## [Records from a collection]
★ ★ ★ ★
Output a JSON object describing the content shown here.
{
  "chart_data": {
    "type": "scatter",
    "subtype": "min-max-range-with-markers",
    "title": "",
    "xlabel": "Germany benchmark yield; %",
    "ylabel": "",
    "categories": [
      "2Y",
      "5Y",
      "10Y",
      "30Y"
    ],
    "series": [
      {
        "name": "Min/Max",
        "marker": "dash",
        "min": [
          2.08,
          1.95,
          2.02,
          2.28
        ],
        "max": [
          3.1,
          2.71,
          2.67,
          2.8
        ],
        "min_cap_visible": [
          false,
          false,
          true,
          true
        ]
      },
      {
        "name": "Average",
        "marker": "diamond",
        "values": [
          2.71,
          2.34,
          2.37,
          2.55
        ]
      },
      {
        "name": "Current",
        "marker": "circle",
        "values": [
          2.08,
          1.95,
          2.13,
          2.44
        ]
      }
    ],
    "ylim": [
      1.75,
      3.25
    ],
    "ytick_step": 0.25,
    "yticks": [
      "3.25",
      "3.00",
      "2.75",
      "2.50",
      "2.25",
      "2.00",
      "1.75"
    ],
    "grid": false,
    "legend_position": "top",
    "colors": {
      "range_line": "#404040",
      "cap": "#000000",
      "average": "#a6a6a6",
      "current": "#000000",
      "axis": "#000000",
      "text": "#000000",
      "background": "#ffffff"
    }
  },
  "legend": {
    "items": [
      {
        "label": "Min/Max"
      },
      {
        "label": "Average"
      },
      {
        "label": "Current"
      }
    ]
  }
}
★ ★ ★ ★
From the records above, extract every entry verbatim.

## [Response for this exercise]
Output a JSON object describing the content shown here.
{
  "chart_data": {
    "type": "scatter",
    "subtype": "min-max-range-with-markers",
    "title": "",
    "xlabel": "Germany benchmark yield; %",
    "ylabel": "",
    "categories": [
      "2Y",
      "5Y",
      "10Y",
      "30Y"
    ],
    "series": [
      {
        "name": "Min/Max",
        "marker": "dash",
        "min": [
          2.08,
          1.95,
          2.02,
          2.28
        ],
        "max": [
          3.1,
          2.71,
          2.67,
          2.8
        ],
        "min_cap_visible": [
          false,
          false,
          true,
          true
        ]
      },
      {
        "name": "Average",
        "marker": "diamond",
        "values": [
          2.71,
          2.34,
          2.37,
          2.55
        ]
      },
      {
        "name": "Current",
        "marker": "circle",
        "values": [
          2.08,
          1.95,
          2.13,
          2.44
        ]
      }
    ],
    "ylim": [
      1.75,
      3.25
    ],
    "ytick_step": 0.25,
    "yticks": [
      "3.25",
      "3.00",
      "2.75",
      "2.50",
      "2.25",
      "2.00",
      "1.75"
    ],
    "grid": false,
    "legend_position": "top",
    "colors": {
      "range_line": "#404040",
      "cap": "#000000",
      "average": "#a6a6a6",
      "current": "#000000",
      "axis": "#000000",
      "text": "#000000",
      "background": "#ffffff"
    }
  },
  "legend": {
    "items": [
      {
        "label": "Min/Max"
      },
      {
        "label": "Average"
      },
      {
        "label": "Current"
      }
    ]
  }
}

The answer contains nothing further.